[Source records]
———

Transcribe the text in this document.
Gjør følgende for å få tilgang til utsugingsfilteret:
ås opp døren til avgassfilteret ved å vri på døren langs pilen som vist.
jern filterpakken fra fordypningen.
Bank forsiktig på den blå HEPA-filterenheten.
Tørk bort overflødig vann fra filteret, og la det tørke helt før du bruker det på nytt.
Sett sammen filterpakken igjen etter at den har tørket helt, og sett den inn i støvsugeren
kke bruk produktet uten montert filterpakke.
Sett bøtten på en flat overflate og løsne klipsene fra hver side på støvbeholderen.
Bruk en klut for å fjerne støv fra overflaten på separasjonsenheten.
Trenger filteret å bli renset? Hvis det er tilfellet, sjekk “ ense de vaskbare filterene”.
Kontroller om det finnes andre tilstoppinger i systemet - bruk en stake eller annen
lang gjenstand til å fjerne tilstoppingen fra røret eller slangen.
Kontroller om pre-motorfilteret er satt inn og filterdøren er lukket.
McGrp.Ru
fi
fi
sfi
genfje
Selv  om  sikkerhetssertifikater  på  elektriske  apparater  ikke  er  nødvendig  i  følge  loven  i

———

Copy all data exactly, start to finish.

_Output below_.
Transcribe the text in this document.
Gjør følgende for å få tilgang til utsugingsfilteret:
ås opp døren til avgassfilteret ved å vri på døren langs pilen som vist.
jern filterpakken fra fordypningen.
Bank forsiktig på den blå HEPA-filterenheten.
Tørk bort overflødig vann fra filteret, og la det tørke helt før du bruker det på nytt.
Sett sammen filterpakken igjen etter at den har tørket helt, og sett den inn i støvsugeren
kke bruk produktet uten montert filterpakke.
Sett bøtten på en flat overflate og løsne klipsene fra hver side på støvbeholderen.
Bruk en klut for å fjerne støv fra overflaten på separasjonsenheten.
Trenger filteret å bli renset? Hvis det er tilfellet, sjekk “ ense de vaskbare filterene”.
Kontroller om det finnes andre tilstoppinger i systemet - bruk en stake eller annen
lang gjenstand til å fjerne tilstoppingen fra røret eller slangen.
Kontroller om pre-motorfilteret er satt inn og filterdøren er lukket.
McGrp.Ru
fi
fi
sfi
genfje
Selv  om  sikkerhetssertifikater  på  elektriske  apparater  ikke  er  nødvendig  i  følge  loven  i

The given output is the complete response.